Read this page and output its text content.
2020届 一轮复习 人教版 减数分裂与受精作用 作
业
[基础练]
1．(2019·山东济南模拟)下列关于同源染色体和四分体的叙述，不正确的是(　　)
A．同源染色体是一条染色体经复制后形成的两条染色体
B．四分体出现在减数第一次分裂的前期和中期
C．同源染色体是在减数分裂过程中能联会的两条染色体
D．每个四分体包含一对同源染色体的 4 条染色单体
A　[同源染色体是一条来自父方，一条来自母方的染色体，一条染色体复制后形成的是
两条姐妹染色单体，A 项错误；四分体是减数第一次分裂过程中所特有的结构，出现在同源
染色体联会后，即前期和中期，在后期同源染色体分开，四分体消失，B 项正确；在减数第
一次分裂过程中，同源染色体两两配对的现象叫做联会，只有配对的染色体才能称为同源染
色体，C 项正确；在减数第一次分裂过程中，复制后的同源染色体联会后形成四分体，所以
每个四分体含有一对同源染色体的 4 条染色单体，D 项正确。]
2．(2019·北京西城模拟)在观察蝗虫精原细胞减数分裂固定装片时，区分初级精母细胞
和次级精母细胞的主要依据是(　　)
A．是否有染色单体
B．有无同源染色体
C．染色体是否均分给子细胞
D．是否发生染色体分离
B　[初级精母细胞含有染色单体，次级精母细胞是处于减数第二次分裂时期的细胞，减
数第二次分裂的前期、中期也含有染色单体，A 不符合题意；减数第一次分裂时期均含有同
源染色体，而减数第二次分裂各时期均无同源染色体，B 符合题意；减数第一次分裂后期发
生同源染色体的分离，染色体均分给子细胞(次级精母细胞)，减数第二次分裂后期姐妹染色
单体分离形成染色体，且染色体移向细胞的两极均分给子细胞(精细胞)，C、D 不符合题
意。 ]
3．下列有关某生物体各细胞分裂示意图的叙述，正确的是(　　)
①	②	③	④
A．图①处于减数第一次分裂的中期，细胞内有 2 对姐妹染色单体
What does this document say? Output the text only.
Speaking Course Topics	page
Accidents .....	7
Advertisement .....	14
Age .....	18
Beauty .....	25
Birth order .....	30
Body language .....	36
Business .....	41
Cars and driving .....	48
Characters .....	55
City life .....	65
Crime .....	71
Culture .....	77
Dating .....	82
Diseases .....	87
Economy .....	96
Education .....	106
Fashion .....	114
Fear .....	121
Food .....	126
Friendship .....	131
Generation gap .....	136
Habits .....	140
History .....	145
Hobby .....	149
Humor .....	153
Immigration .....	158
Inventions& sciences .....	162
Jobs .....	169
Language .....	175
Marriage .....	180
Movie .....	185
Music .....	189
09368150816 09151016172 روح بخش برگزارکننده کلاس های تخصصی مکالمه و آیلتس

----

Write only the number of lines that include "条染色单体".

2